- **TASK INSTRUCTIONS**
Go through the listing and copy each line with the string "this".

- **RECORDS SHOWN**
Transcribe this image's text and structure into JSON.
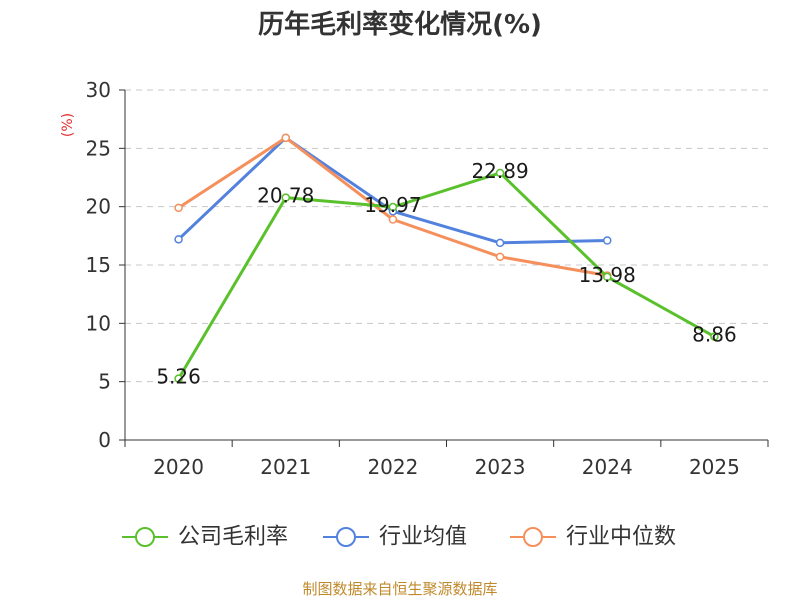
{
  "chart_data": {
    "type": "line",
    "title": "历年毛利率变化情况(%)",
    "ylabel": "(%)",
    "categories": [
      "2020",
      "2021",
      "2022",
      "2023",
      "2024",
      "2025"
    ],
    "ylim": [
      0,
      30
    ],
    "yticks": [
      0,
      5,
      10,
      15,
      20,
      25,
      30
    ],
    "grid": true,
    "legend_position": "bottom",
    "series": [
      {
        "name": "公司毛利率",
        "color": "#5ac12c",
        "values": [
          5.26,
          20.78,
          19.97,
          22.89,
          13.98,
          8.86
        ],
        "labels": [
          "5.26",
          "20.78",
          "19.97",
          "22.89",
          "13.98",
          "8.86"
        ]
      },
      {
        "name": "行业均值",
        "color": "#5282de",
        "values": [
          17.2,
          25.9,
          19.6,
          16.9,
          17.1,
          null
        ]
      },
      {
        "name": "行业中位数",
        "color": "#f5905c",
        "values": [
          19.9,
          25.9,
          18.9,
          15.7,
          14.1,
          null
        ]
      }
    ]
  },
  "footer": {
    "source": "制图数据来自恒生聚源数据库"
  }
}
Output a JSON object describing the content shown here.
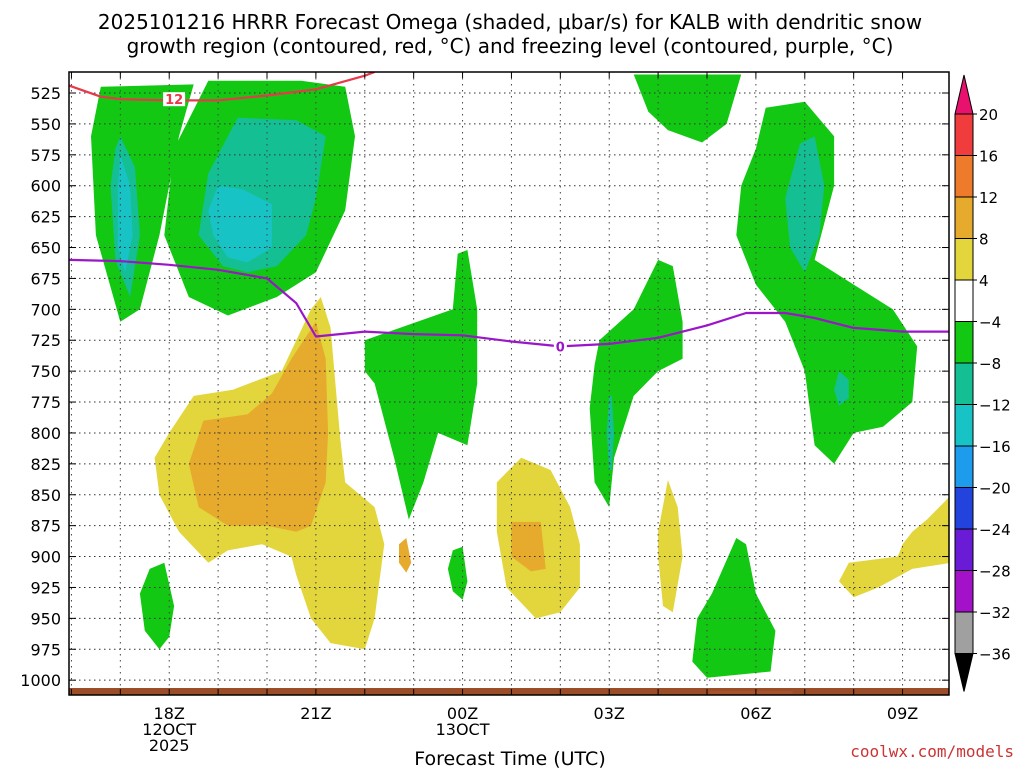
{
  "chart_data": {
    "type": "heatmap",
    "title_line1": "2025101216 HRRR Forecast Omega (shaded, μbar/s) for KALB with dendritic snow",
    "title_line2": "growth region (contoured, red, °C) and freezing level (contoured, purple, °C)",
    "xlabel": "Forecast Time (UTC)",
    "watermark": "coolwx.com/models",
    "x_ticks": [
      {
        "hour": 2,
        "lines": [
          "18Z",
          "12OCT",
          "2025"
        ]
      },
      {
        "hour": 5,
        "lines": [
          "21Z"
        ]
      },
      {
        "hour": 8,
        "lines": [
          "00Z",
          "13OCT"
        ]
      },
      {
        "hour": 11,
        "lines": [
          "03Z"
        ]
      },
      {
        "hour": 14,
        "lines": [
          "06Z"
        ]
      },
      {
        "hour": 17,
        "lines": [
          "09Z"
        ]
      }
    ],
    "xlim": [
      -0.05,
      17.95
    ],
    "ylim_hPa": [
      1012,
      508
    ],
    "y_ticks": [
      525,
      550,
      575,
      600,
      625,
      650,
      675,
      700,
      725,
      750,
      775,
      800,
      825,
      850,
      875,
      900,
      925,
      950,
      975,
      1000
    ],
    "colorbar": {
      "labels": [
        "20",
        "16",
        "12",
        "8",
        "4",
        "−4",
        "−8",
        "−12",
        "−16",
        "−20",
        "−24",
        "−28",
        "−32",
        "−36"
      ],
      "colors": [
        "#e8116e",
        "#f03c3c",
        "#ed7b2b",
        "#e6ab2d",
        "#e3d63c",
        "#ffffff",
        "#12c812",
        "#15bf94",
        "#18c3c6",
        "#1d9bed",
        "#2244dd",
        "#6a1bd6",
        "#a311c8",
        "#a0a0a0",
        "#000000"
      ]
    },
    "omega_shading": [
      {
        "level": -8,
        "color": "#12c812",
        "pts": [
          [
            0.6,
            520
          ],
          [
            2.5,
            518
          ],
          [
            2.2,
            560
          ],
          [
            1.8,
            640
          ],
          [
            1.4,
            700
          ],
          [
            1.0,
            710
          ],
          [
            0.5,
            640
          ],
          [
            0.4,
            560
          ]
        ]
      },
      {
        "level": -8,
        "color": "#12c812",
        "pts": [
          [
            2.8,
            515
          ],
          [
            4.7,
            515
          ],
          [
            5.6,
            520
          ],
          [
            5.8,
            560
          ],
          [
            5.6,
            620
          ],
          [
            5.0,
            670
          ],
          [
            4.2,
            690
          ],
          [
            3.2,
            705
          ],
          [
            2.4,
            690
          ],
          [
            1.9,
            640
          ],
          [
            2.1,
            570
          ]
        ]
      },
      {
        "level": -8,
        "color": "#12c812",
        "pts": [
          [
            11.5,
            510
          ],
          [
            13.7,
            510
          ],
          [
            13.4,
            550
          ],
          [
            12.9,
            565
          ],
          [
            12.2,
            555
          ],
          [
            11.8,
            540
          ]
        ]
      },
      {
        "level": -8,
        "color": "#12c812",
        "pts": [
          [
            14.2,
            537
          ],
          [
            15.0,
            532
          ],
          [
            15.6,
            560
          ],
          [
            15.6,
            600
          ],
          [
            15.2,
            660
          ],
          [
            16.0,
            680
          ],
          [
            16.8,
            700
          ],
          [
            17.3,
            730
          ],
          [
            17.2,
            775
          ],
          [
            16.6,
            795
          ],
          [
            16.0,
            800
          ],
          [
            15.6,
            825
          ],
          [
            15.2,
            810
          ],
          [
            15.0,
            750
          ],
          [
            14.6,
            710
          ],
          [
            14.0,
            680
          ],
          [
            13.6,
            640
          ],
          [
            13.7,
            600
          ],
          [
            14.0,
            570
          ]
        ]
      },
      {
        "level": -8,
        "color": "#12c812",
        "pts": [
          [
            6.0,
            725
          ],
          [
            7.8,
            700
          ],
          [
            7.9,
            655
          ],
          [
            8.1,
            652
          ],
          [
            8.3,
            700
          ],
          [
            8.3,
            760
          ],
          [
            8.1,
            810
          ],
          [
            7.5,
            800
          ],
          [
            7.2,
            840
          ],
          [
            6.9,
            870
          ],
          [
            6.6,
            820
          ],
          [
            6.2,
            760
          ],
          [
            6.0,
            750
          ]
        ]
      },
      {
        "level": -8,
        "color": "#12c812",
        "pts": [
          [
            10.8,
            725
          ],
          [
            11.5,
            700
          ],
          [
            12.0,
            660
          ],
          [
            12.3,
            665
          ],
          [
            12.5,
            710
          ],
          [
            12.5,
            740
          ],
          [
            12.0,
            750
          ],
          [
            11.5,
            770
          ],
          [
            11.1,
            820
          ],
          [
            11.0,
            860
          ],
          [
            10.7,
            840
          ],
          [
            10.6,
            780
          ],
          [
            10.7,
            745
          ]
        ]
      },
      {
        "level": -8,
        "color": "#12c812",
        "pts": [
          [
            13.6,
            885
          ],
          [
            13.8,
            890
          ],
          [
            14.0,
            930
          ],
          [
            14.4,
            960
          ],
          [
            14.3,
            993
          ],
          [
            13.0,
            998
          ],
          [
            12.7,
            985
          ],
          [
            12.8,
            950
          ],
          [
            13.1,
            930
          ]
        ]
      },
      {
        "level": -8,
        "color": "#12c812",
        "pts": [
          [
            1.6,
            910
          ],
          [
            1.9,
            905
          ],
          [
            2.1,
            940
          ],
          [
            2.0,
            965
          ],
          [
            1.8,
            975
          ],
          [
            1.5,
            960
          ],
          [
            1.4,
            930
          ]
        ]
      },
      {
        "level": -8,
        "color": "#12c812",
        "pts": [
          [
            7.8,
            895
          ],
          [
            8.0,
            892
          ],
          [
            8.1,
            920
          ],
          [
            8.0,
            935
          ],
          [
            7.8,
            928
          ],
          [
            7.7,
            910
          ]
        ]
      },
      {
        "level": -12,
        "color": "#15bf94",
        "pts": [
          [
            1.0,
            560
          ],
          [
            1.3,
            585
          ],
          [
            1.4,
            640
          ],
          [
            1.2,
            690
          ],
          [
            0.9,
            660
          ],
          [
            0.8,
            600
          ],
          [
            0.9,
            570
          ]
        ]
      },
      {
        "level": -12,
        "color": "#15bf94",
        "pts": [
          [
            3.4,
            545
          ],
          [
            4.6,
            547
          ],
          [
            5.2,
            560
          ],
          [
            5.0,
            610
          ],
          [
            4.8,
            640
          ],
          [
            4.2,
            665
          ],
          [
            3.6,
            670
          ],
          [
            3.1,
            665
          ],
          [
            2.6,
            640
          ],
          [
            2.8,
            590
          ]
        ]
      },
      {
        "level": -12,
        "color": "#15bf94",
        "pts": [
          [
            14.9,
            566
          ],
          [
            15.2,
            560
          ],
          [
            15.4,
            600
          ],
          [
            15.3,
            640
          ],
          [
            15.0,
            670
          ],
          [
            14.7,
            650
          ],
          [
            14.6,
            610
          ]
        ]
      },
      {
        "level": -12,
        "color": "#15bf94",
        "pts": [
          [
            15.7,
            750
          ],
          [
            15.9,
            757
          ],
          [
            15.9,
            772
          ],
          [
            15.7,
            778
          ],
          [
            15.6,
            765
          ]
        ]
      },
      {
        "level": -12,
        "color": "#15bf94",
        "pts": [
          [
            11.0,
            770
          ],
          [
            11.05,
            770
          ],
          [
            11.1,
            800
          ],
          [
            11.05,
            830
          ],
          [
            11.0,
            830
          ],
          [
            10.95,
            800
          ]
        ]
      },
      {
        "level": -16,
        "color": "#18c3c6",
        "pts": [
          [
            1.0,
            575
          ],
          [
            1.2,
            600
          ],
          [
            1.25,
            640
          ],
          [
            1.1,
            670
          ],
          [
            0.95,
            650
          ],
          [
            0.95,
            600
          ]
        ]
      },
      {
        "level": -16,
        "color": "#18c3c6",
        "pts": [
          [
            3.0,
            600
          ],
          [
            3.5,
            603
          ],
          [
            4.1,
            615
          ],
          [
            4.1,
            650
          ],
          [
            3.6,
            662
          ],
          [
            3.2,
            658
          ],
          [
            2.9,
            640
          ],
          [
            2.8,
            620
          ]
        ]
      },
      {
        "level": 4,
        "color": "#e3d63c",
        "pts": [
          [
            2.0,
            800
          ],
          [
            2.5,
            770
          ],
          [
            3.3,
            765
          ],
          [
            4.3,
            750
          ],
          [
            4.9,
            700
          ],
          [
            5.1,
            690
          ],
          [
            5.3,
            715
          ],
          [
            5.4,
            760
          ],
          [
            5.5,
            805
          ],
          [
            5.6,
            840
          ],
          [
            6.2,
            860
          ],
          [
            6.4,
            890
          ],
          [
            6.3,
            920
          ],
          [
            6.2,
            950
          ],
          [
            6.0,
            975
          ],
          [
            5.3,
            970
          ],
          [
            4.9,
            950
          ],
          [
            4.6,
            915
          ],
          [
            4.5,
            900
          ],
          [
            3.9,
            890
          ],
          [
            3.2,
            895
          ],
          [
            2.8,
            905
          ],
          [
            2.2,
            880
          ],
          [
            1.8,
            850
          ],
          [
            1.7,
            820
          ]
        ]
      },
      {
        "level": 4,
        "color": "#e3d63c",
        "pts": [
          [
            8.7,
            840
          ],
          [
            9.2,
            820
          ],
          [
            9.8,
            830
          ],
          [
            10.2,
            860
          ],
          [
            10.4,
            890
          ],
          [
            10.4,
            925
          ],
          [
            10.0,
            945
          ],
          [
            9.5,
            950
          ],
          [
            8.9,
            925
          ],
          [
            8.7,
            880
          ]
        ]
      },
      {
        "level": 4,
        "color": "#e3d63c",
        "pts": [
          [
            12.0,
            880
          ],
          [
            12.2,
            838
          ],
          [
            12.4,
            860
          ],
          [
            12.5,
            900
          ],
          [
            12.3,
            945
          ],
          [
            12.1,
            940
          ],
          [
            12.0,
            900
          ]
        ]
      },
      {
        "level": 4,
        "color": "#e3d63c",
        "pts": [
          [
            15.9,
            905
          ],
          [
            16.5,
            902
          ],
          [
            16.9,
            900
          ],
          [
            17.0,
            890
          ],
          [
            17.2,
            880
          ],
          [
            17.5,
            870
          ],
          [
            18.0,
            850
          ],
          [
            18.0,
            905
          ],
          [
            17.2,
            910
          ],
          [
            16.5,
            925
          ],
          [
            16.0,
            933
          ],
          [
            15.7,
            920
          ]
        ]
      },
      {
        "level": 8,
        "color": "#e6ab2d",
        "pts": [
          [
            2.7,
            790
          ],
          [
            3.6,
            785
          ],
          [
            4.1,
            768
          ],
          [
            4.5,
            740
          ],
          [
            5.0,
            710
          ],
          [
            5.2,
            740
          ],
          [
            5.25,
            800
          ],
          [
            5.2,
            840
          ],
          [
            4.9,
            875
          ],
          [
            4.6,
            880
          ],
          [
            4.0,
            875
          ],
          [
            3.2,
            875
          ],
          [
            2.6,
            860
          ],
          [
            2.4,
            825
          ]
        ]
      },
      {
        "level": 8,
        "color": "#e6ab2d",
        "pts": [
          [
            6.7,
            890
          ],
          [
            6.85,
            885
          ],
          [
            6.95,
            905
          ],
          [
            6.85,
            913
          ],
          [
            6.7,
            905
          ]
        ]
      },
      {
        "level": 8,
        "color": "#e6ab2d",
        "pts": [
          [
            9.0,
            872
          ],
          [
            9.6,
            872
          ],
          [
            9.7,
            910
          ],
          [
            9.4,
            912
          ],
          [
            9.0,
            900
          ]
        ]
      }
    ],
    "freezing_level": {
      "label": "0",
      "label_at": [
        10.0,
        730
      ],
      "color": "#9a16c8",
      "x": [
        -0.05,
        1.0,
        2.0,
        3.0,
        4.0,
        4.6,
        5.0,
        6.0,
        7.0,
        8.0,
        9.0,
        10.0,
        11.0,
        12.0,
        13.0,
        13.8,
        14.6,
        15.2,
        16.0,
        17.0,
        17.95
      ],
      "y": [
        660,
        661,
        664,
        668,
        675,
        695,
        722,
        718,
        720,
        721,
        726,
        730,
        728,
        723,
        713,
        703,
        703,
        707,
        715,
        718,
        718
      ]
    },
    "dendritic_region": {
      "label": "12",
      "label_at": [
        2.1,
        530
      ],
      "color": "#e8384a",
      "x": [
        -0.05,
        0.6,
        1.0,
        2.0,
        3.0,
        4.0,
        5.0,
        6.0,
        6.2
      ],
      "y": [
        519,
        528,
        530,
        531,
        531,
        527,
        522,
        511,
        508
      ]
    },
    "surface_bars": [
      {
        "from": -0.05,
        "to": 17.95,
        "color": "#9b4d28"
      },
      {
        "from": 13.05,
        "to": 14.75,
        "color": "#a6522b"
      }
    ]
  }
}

* * *

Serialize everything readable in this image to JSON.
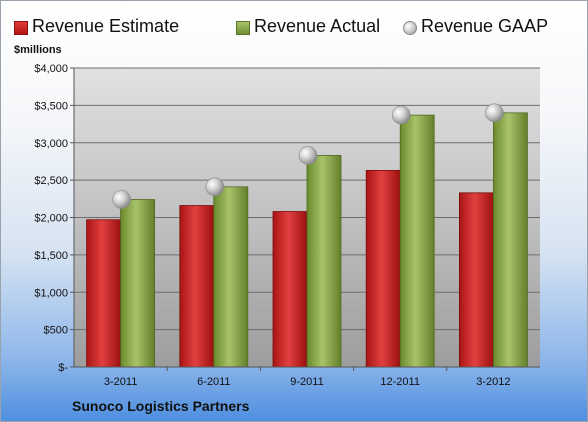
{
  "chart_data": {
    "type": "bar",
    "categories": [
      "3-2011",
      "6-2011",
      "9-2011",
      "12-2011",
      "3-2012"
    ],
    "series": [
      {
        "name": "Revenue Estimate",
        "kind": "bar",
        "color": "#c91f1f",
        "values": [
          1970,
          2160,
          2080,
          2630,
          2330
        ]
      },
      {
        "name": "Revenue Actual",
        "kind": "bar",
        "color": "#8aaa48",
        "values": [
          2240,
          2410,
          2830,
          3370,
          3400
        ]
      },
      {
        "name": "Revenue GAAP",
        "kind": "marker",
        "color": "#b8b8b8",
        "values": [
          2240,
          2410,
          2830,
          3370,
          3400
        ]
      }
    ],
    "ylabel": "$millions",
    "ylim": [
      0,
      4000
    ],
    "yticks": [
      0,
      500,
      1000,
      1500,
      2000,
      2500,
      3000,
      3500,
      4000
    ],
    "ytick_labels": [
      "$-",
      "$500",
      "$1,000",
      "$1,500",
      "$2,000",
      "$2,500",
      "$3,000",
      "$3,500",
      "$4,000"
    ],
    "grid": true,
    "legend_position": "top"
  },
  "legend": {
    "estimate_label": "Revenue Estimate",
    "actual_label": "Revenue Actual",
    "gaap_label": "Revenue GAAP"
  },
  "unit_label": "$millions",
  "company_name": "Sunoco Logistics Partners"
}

- **COMPLETED TASK**
Transcribe this image's text and structure into JSON.
Serialize everything readable in this image to JSON.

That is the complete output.